▸ **WHAT THIS TASK INVOLVES**:
Rewrite every line of the material below as a Markdown table with the columns Row and Material line. Number the rows in order and leave out blank lines.

BEGIN SUPPLIED DATA

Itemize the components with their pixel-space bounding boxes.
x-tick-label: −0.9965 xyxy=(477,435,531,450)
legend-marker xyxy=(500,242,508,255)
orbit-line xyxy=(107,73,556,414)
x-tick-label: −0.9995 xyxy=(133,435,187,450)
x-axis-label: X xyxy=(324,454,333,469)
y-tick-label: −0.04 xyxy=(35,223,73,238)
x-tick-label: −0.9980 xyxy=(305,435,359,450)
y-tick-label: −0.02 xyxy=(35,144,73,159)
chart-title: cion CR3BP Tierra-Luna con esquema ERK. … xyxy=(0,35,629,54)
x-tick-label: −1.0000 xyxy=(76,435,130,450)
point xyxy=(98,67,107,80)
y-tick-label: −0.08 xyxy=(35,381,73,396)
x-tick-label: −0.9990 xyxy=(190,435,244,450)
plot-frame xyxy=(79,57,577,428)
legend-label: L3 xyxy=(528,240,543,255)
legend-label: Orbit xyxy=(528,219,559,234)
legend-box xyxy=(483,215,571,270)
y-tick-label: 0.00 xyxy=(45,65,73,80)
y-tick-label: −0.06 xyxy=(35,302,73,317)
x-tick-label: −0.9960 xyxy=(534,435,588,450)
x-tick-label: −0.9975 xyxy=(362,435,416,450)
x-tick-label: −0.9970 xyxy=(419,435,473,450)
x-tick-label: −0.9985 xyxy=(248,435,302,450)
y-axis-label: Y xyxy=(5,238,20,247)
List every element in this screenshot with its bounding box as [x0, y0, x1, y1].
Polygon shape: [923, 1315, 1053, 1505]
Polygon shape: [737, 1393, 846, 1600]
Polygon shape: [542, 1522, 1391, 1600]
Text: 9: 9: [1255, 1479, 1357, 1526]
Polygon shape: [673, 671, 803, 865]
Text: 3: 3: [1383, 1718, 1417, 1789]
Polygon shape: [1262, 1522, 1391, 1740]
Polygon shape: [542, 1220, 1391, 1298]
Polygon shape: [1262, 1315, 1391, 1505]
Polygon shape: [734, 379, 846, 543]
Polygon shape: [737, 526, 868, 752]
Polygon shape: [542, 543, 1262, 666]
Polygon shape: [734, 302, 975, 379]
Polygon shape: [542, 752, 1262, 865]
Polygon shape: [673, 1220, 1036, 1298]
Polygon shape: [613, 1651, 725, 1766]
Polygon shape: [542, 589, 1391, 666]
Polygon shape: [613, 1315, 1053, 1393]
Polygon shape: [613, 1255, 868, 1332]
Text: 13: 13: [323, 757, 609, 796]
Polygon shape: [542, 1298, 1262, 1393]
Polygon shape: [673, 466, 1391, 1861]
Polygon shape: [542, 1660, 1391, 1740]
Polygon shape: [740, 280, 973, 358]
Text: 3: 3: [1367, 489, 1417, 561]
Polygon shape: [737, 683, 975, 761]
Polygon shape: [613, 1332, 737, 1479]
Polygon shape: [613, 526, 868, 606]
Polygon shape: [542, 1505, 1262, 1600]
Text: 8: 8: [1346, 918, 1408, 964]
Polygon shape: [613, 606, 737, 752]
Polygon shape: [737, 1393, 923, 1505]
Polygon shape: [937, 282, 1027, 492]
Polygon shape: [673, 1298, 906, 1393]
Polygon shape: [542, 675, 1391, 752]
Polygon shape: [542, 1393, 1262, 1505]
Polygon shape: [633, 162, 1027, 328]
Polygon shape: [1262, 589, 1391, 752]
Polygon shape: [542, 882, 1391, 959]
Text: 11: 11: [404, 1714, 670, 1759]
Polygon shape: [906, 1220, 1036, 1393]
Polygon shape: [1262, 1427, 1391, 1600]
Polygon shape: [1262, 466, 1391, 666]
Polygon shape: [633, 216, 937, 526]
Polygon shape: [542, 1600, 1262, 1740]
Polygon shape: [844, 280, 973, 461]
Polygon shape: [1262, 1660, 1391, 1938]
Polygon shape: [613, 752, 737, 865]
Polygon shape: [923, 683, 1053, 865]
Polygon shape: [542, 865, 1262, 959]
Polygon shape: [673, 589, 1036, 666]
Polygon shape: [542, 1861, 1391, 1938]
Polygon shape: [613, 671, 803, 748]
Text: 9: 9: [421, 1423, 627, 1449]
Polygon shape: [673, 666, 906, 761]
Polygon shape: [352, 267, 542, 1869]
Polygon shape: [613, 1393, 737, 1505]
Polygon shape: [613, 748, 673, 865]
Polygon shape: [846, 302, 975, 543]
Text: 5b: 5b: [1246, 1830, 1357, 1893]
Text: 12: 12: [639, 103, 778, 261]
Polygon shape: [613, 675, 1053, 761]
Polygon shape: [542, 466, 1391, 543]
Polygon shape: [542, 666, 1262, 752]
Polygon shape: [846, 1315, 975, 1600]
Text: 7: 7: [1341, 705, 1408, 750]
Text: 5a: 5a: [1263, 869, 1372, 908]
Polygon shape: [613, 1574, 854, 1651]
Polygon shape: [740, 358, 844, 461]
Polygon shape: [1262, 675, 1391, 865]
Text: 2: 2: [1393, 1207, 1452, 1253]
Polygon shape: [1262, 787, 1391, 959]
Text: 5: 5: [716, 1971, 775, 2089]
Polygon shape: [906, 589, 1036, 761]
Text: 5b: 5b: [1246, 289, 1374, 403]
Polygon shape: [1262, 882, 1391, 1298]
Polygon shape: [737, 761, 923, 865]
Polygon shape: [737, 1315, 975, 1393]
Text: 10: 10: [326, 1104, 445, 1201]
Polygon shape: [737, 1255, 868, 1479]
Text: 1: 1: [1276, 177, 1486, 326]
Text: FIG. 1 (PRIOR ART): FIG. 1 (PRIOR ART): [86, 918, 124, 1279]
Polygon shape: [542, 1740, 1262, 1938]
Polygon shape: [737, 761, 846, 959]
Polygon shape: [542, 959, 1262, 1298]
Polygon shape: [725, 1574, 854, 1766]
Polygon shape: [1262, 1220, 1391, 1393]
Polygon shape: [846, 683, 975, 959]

END SUPPLIED DATA

▸ **REPLY TO THE TASK**:
| Row | Material line |
|---|---|
| 1 | Itemize the components with their pixel-space bounding boxes. |
| 2 | x-tick-label: −0.9965 xyxy=(477,435,531,450) |
| 3 | legend-marker xyxy=(500,242,508,255) |
| 4 | orbit-line xyxy=(107,73,556,414) |
| 5 | x-tick-label: −0.9995 xyxy=(133,435,187,450) |
| 6 | x-axis-label: X xyxy=(324,454,333,469) |
| 7 | y-tick-label: −0.04 xyxy=(35,223,73,238) |
| 8 | x-tick-label: −0.9980 xyxy=(305,435,359,450) |
| 9 | y-tick-label: −0.02 xyxy=(35,144,73,159) |
| 10 | chart-title: cion CR3BP Tierra-Luna con esquema ERK. … xyxy=(0,35,629,54) |
| 11 | x-tick-label: −1.0000 xyxy=(76,435,130,450) |
| 12 | point xyxy=(98,67,107,80) |
| 13 | y-tick-label: −0.08 xyxy=(35,381,73,396) |
| 14 | x-tick-label: −0.9990 xyxy=(190,435,244,450) |
| 15 | plot-frame xyxy=(79,57,577,428) |
| 16 | legend-label: L3 xyxy=(528,240,543,255) |
| 17 | legend-label: Orbit xyxy=(528,219,559,234) |
| 18 | legend-box xyxy=(483,215,571,270) |
| 19 | y-tick-label: 0.00 xyxy=(45,65,73,80) |
| 20 | y-tick-label: −0.06 xyxy=(35,302,73,317) |
| 21 | x-tick-label: −0.9960 xyxy=(534,435,588,450) |
| 22 | x-tick-label: −0.9975 xyxy=(362,435,416,450) |
| 23 | x-tick-label: −0.9970 xyxy=(419,435,473,450) |
| 24 | x-tick-label: −0.9985 xyxy=(248,435,302,450) |
| 25 | y-axis-label: Y xyxy=(5,238,20,247) |
| 26 | List every element in this screenshot with its bounding box as [x0, y0, x1, y1]. |
| 27 | Polygon shape: [923, 1315, 1053, 1505] |
| 28 | Polygon shape: [737, 1393, 846, 1600] |
| 29 | Polygon shape: [542, 1522, 1391, 1600] |
| 30 | Text: 9: 9: [1255, 1479, 1357, 1526] |
| 31 | Polygon shape: [673, 671, 803, 865] |
| 32 | Text: 3: 3: [1383, 1718, 1417, 1789] |
| 33 | Polygon shape: [1262, 1522, 1391, 1740] |
| 34 | Polygon shape: [542, 1220, 1391, 1298] |
| 35 | Polygon shape: [1262, 1315, 1391, 1505] |
| 36 | Polygon shape: [734, 379, 846, 543] |
| 37 | Polygon shape: [737, 526, 868, 752] |
| 38 | Polygon shape: [542, 543, 1262, 666] |
| 39 | Polygon shape: [734, 302, 975, 379] |
| 40 | Polygon shape: [542, 752, 1262, 865] |
| 41 | Polygon shape: [673, 1220, 1036, 1298] |
| 42 | Polygon shape: [613, 1651, 725, 1766] |
| 43 | Polygon shape: [542, 589, 1391, 666] |
| 44 | Polygon shape: [613, 1315, 1053, 1393] |
| 45 | Polygon shape: [613, 1255, 868, 1332] |
| 46 | Text: 13: 13: [323, 757, 609, 796] |
| 47 | Polygon shape: [542, 1298, 1262, 1393] |
| 48 | Polygon shape: [673, 466, 1391, 1861] |
| 49 | Polygon shape: [542, 1660, 1391, 1740] |
| 50 | Polygon shape: [740, 280, 973, 358] |
| 51 | Text: 3: 3: [1367, 489, 1417, 561] |
| 52 | Polygon shape: [737, 683, 975, 761] |
| 53 | Polygon shape: [613, 1332, 737, 1479] |
| 54 | Polygon shape: [613, 526, 868, 606] |
| 55 | Polygon shape: [542, 1505, 1262, 1600] |
| 56 | Text: 8: 8: [1346, 918, 1408, 964] |
| 57 | Polygon shape: [613, 606, 737, 752] |
| 58 | Polygon shape: [737, 1393, 923, 1505] |
| 59 | Polygon shape: [937, 282, 1027, 492] |
| 60 | Polygon shape: [673, 1298, 906, 1393] |
| 61 | Polygon shape: [542, 675, 1391, 752] |
| 62 | Polygon shape: [542, 1393, 1262, 1505] |
| 63 | Polygon shape: [633, 162, 1027, 328] |
| 64 | Polygon shape: [1262, 589, 1391, 752] |
| 65 | Polygon shape: [542, 882, 1391, 959] |
| 66 | Text: 11: 11: [404, 1714, 670, 1759] |
| 67 | Polygon shape: [906, 1220, 1036, 1393] |
| 68 | Polygon shape: [1262, 1427, 1391, 1600] |
| 69 | Polygon shape: [1262, 466, 1391, 666] |
| 70 | Polygon shape: [633, 216, 937, 526] |
| 71 | Polygon shape: [542, 1600, 1262, 1740] |
| 72 | Polygon shape: [844, 280, 973, 461] |
| 73 | Polygon shape: [1262, 1660, 1391, 1938] |
| 74 | Polygon shape: [613, 752, 737, 865] |
| 75 | Polygon shape: [923, 683, 1053, 865] |
| 76 | Polygon shape: [542, 865, 1262, 959] |
| 77 | Polygon shape: [673, 589, 1036, 666] |
| 78 | Polygon shape: [542, 1861, 1391, 1938] |
| 79 | Polygon shape: [613, 671, 803, 748] |
| 80 | Text: 9: 9: [421, 1423, 627, 1449] |
| 81 | Polygon shape: [673, 666, 906, 761] |
| 82 | Polygon shape: [352, 267, 542, 1869] |
| 83 | Polygon shape: [613, 1393, 737, 1505] |
| 84 | Polygon shape: [613, 748, 673, 865] |
| 85 | Polygon shape: [846, 302, 975, 543] |
| 86 | Text: 5b: 5b: [1246, 1830, 1357, 1893] |
| 87 | Text: 12: 12: [639, 103, 778, 261] |
| 88 | Polygon shape: [613, 675, 1053, 761] |
| 89 | Polygon shape: [542, 466, 1391, 543] |
| 90 | Polygon shape: [542, 666, 1262, 752] |
| 91 | Polygon shape: [846, 1315, 975, 1600] |
| 92 | Text: 7: 7: [1341, 705, 1408, 750] |
| 93 | Text: 5a: 5a: [1263, 869, 1372, 908] |
| 94 | Polygon shape: [613, 1574, 854, 1651] |
| 95 | Polygon shape: [740, 358, 844, 461] |
| 96 | Polygon shape: [1262, 675, 1391, 865] |
| 97 | Text: 2: 2: [1393, 1207, 1452, 1253] |
| 98 | Polygon shape: [1262, 787, 1391, 959] |
| 99 | Text: 5: 5: [716, 1971, 775, 2089] |
| 100 | Polygon shape: [906, 589, 1036, 761] |
| 101 | Text: 5b: 5b: [1246, 289, 1374, 403] |
| 102 | Polygon shape: [1262, 882, 1391, 1298] |
| 103 | Polygon shape: [737, 761, 923, 865] |
| 104 | Polygon shape: [737, 1315, 975, 1393] |
| 105 | Text: 10: 10: [326, 1104, 445, 1201] |
| 106 | Polygon shape: [737, 1255, 868, 1479] |
| 107 | Text: 1: 1: [1276, 177, 1486, 326] |
| 108 | Text: FIG. 1 (PRIOR ART): FIG. 1 (PRIOR ART): [86, 918, 124, 1279] |
| 109 | Polygon shape: [542, 1740, 1262, 1938] |
| 110 | Polygon shape: [737, 761, 846, 959] |
| 111 | Polygon shape: [542, 959, 1262, 1298] |
| 112 | Polygon shape: [725, 1574, 854, 1766] |
| 113 | Polygon shape: [1262, 1220, 1391, 1393] |
| 114 | Polygon shape: [846, 683, 975, 959] |